Youtube...urgent, please help

Hi,

I’m new to ruby and my co. has given me an assignment in ruby. It is
regarding html extraction. It works fine except for some sites like
http://www.youtube.com, http://www.gmail.com where i’ll get errors like
‘400 Bad Request’ and ‘getaddrinfo: Name or service not known
(SocketError)’ respectively for each of the 2 sites. I came to know that
may be it is because the url is being redirected. But i’m not sure about
it. My code for html extraction is :

require ‘rubygems’
require ‘hpricot’
require ‘open-uri’
require ‘dbi’

puts “Enter domain name :”
domain = gets
#concatinatinghttp://www.’ with the url to open the page
url = “http://www.”+domain
document = open(url)
#getting the original url of the site
url2 = document.base_uri.to_s

Can anybody please help. It is urgent. I’ll be really greatful for those
who reply

Regards,
Arun K.

Objectives:
a - According to the Ruby forum post, which four libraries does the code require?
b - Retype the records verbatim, starting at their first line and ending at the line that contains "page-title: برنامج المداومة", with both of those lines included.

Listing:

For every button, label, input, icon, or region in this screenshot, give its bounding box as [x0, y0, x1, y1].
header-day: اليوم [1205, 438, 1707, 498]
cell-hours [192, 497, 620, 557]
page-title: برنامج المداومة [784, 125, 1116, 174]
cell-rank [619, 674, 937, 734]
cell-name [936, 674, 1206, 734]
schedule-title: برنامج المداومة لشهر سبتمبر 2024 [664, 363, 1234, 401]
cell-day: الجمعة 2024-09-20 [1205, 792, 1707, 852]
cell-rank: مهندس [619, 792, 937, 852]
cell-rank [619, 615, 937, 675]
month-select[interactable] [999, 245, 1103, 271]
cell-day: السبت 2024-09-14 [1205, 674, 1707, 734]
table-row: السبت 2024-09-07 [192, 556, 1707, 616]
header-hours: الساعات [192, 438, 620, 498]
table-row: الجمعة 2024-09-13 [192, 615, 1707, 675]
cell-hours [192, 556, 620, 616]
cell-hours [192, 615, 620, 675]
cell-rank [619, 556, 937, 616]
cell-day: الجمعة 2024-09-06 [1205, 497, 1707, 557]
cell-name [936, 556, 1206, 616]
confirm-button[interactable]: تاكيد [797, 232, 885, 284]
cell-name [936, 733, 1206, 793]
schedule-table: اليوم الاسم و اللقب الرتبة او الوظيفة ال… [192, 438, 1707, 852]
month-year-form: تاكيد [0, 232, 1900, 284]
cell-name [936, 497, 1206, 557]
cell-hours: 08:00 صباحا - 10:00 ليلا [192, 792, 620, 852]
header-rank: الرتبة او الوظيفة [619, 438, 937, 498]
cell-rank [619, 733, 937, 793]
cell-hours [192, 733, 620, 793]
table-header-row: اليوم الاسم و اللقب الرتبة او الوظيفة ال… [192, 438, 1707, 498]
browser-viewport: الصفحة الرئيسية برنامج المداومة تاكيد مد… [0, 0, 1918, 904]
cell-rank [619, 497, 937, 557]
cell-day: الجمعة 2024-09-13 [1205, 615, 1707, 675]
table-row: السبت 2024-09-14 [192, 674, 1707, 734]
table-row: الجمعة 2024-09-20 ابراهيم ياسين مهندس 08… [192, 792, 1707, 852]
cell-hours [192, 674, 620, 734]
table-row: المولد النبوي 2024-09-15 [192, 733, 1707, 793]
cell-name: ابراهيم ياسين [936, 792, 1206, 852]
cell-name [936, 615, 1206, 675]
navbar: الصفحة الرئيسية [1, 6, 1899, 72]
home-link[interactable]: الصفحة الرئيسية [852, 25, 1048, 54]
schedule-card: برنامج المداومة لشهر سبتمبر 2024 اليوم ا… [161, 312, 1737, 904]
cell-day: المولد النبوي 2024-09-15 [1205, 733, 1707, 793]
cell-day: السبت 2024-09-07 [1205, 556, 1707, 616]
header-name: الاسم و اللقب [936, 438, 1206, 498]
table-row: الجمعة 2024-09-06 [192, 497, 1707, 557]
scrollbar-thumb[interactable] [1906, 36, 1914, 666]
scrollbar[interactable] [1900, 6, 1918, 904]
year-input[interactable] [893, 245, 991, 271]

Answers by task:
a - rubygems, hpricot, open-uri, and dbi.

b -
For every button, label, input, icon, or region in this screenshot, give its bounding box as [x0, y0, x1, y1].
header-day: اليوم [1205, 438, 1707, 498]
cell-hours [192, 497, 620, 557]
page-title: برنامج المداومة [784, 125, 1116, 174]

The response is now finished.